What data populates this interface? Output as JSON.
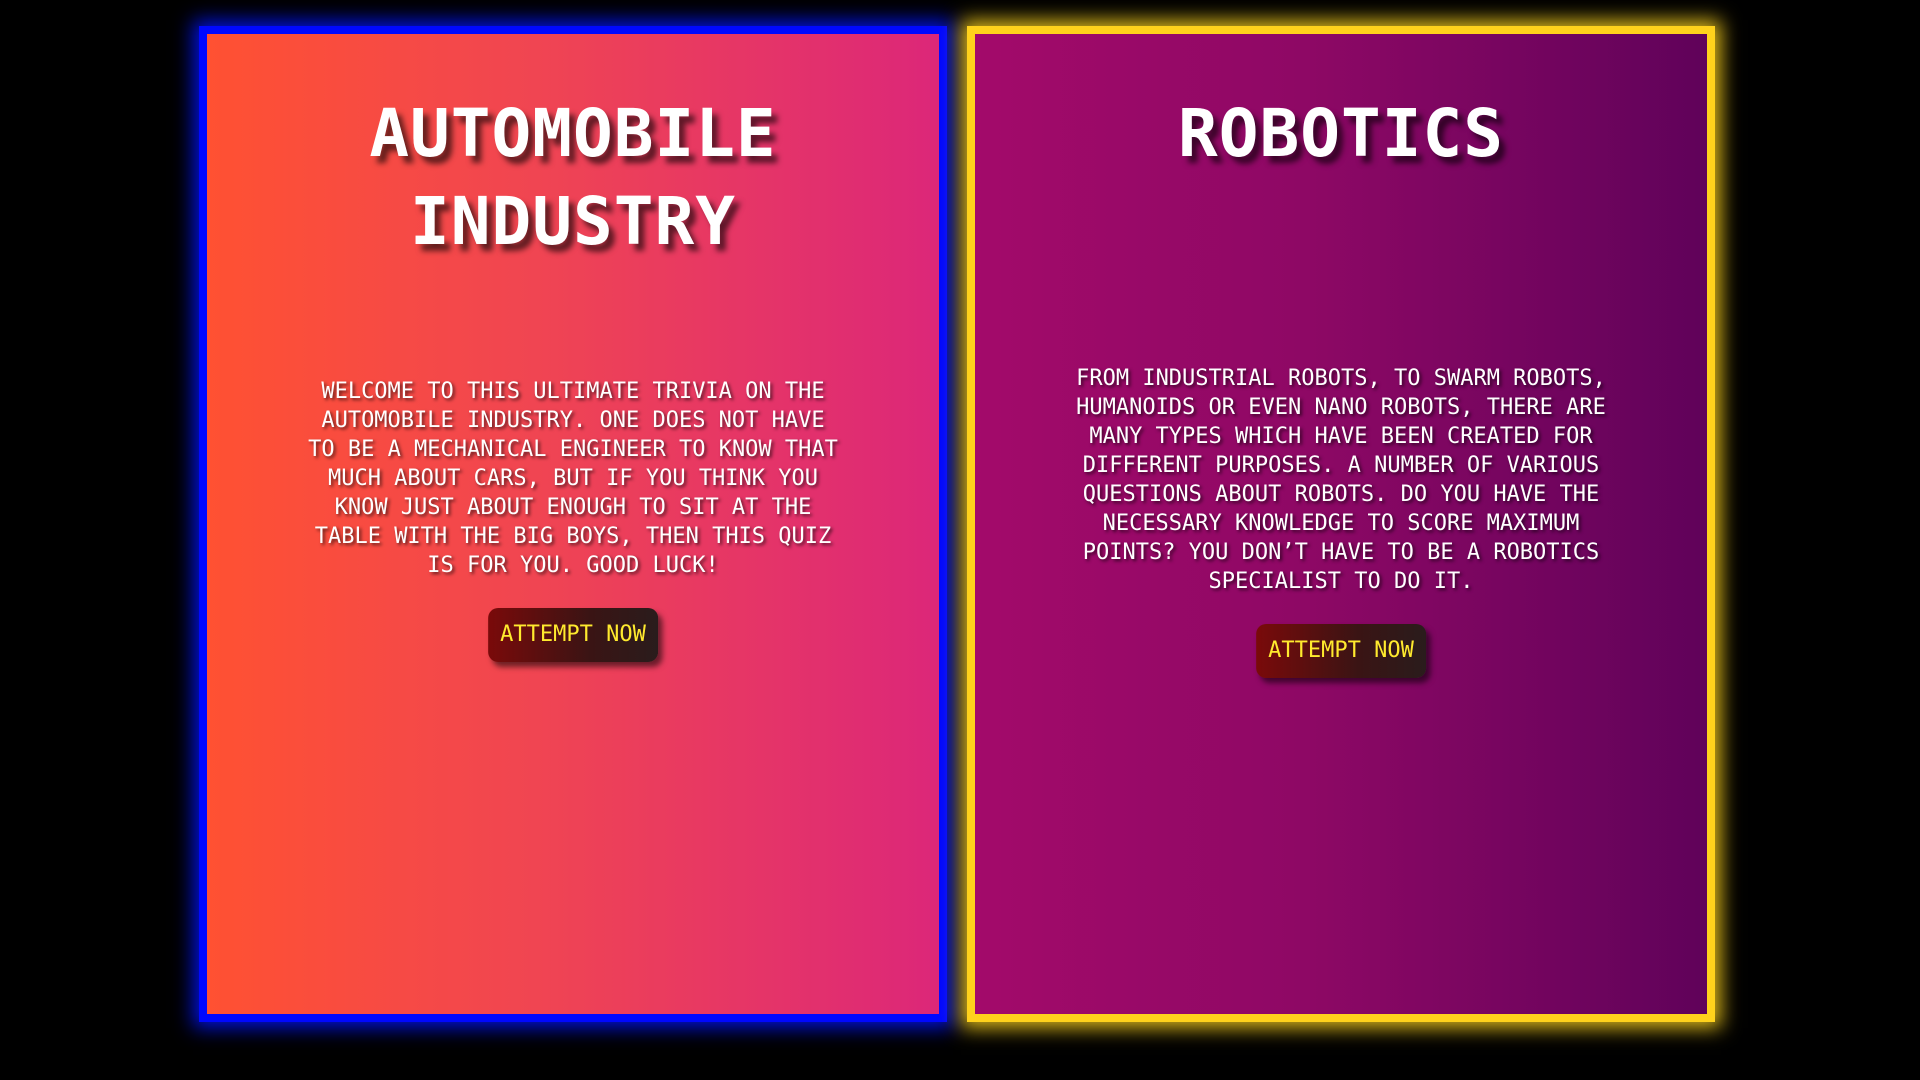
{
  "cards": [
    {
      "title": "AUTOMOBILE INDUSTRY",
      "description": "WELCOME TO THIS ULTIMATE TRIVIA ON THE AUTOMOBILE INDUSTRY. ONE DOES NOT HAVE TO BE A MECHANICAL ENGINEER TO KNOW THAT MUCH ABOUT CARS, BUT IF YOU THINK YOU KNOW JUST ABOUT ENOUGH TO SIT AT THE TABLE WITH THE BIG BOYS, THEN THIS QUIZ IS FOR YOU. GOOD LUCK!",
      "button_label": "ATTEMPT NOW",
      "border_color": "#0008ff",
      "gradient": [
        "#ff5132",
        "#dc2779"
      ]
    },
    {
      "title": "ROBOTICS",
      "description": "FROM INDUSTRIAL ROBOTS, TO SWARM ROBOTS, HUMANOIDS OR EVEN NANO ROBOTS, THERE ARE MANY TYPES WHICH HAVE BEEN CREATED FOR DIFFERENT PURPOSES. A NUMBER OF VARIOUS QUESTIONS ABOUT ROBOTS. DO YOU HAVE THE NECESSARY KNOWLEDGE TO SCORE MAXIMUM POINTS? YOU DON’T HAVE TO BE A ROBOTICS SPECIALIST TO DO IT.",
      "button_label": "ATTEMPT NOW",
      "border_color": "#ffd21c",
      "gradient": [
        "#a30a6a",
        "#60025a"
      ]
    }
  ],
  "colors": {
    "page_background": "#000000",
    "button_text": "#ffea2e"
  }
}
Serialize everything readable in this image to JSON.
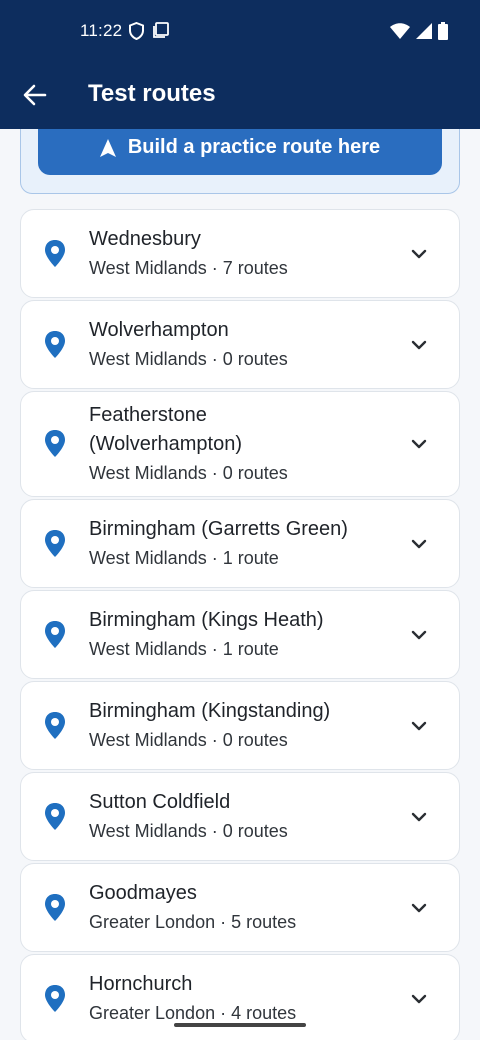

- **Task prompt**
Restate the entire listing word for word, excluding pictures.

- **Solution to the exercise**
What data populates this interface? Output as JSON.
{
  "cards": [
    {
      "title": "AUTOMOBILE INDUSTRY",
      "description": "WELCOME TO THIS ULTIMATE TRIVIA ON THE AUTOMOBILE INDUSTRY. ONE DOES NOT HAVE TO BE A MECHANICAL ENGINEER TO KNOW THAT MUCH ABOUT CARS, BUT IF YOU THINK YOU KNOW JUST ABOUT ENOUGH TO SIT AT THE TABLE WITH THE BIG BOYS, THEN THIS QUIZ IS FOR YOU. GOOD LUCK!",
      "button_label": "ATTEMPT NOW",
      "border_color": "#0008ff",
      "gradient": [
        "#ff5132",
        "#dc2779"
      ]
    },
    {
      "title": "ROBOTICS",
      "description": "FROM INDUSTRIAL ROBOTS, TO SWARM ROBOTS, HUMANOIDS OR EVEN NANO ROBOTS, THERE ARE MANY TYPES WHICH HAVE BEEN CREATED FOR DIFFERENT PURPOSES. A NUMBER OF VARIOUS QUESTIONS ABOUT ROBOTS. DO YOU HAVE THE NECESSARY KNOWLEDGE TO SCORE MAXIMUM POINTS? YOU DON’T HAVE TO BE A ROBOTICS SPECIALIST TO DO IT.",
      "button_label": "ATTEMPT NOW",
      "border_color": "#ffd21c",
      "gradient": [
        "#a30a6a",
        "#60025a"
      ]
    }
  ],
  "colors": {
    "page_background": "#000000",
    "button_text": "#ffea2e"
  }
}
Serialize everything readable in this image to JSON.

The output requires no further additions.